» Given data:
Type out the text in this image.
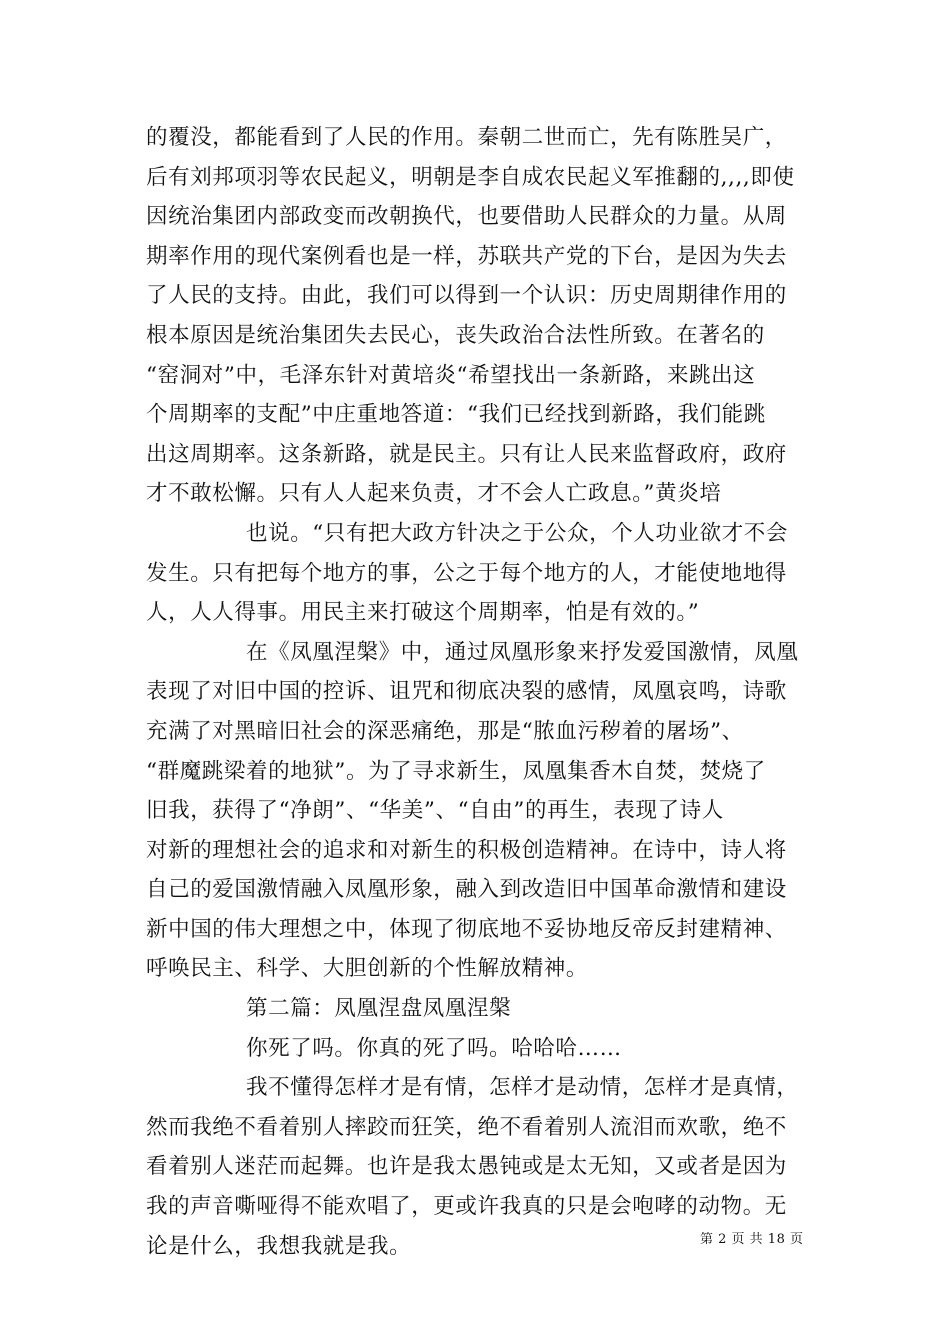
的覆没，都能看到了人民的作用。秦朝二世而亡，先有陈胜吴广，
后有刘邦项羽等农民起义，明朝是李自成农民起义军推翻的,,,,即使
因统治集团内部政变而改朝换代，也要借助人民群众的力量。从周
期率作用的现代案例看也是一样，苏联共产党的下台，是因为失去
了人民的支持。由此，我们可以得到一个认识：历史周期律作用的
根本原因是统治集团失去民心，丧失政治合法性所致。在著名的
“窑洞对”中，毛泽东针对黄培炎“希望找出一条新路，来跳出这
个周期率的支配”中庄重地答道：“我们已经找到新路，我们能跳
出这周期率。这条新路，就是民主。只有让人民来监督政府，政府
才不敢松懈。只有人人起来负责，才不会人亡政息。”黄炎培
也说。“只有把大政方针决之于公众，个人功业欲才不会
发生。只有把每个地方的事，公之于每个地方的人，才能使地地得
人，人人得事。用民主来打破这个周期率，怕是有效的。”
在《凤凰涅槃》中，通过凤凰形象来抒发爱国激情，凤凰
表现了对旧中国的控诉、诅咒和彻底决裂的感情，凤凰哀鸣，诗歌
充满了对黑暗旧社会的深恶痛绝，那是“脓血污秽着的屠场”、
“群魔跳梁着的地狱”。为了寻求新生，凤凰集香木自焚，焚烧了
旧我，获得了“净朗”、“华美”、“自由”的再生，表现了诗人
对新的理想社会的追求和对新生的积极创造精神。在诗中，诗人将
自己的爱国激情融入凤凰形象，融入到改造旧中国革命激情和建设
新中国的伟大理想之中，体现了彻底地不妥协地反帝反封建精神、
呼唤民主、科学、大胆创新的个性解放精神。
第二篇：凤凰涅盘凤凰涅槃
你死了吗。你真的死了吗。哈哈哈……
我不懂得怎样才是有情，怎样才是动情，怎样才是真情，
然而我绝不看着别人摔跤而狂笑，绝不看着别人流泪而欢歌，绝不
看着别人迷茫而起舞。也许是我太愚钝或是太无知，又或者是因为
我的声音嘶哑得不能欢唱了，更或许我真的只是会咆哮的动物。无
论是什么，我想我就是我。	第 2 页 共 18 页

» Problem description:
All of the data above should be quoted exactly, except for the pictures.

» Written response:
Type out the text in this image.
的覆没，都能看到了人民的作用。秦朝二世而亡，先有陈胜吴广，
后有刘邦项羽等农民起义，明朝是李自成农民起义军推翻的,,,,即使
因统治集团内部政变而改朝换代，也要借助人民群众的力量。从周
期率作用的现代案例看也是一样，苏联共产党的下台，是因为失去
了人民的支持。由此，我们可以得到一个认识：历史周期律作用的
根本原因是统治集团失去民心，丧失政治合法性所致。在著名的
“窑洞对”中，毛泽东针对黄培炎“希望找出一条新路，来跳出这
个周期率的支配”中庄重地答道：“我们已经找到新路，我们能跳
出这周期率。这条新路，就是民主。只有让人民来监督政府，政府
才不敢松懈。只有人人起来负责，才不会人亡政息。”黄炎培
也说。“只有把大政方针决之于公众，个人功业欲才不会
发生。只有把每个地方的事，公之于每个地方的人，才能使地地得
人，人人得事。用民主来打破这个周期率，怕是有效的。”
在《凤凰涅槃》中，通过凤凰形象来抒发爱国激情，凤凰
表现了对旧中国的控诉、诅咒和彻底决裂的感情，凤凰哀鸣，诗歌
充满了对黑暗旧社会的深恶痛绝，那是“脓血污秽着的屠场”、
“群魔跳梁着的地狱”。为了寻求新生，凤凰集香木自焚，焚烧了
旧我，获得了“净朗”、“华美”、“自由”的再生，表现了诗人
对新的理想社会的追求和对新生的积极创造精神。在诗中，诗人将
自己的爱国激情融入凤凰形象，融入到改造旧中国革命激情和建设
新中国的伟大理想之中，体现了彻底地不妥协地反帝反封建精神、
呼唤民主、科学、大胆创新的个性解放精神。
第二篇：凤凰涅盘凤凰涅槃
你死了吗。你真的死了吗。哈哈哈……
我不懂得怎样才是有情，怎样才是动情，怎样才是真情，
然而我绝不看着别人摔跤而狂笑，绝不看着别人流泪而欢歌，绝不
看着别人迷茫而起舞。也许是我太愚钝或是太无知，又或者是因为
我的声音嘶哑得不能欢唱了，更或许我真的只是会咆哮的动物。无
论是什么，我想我就是我。	第 2 页 共 18 页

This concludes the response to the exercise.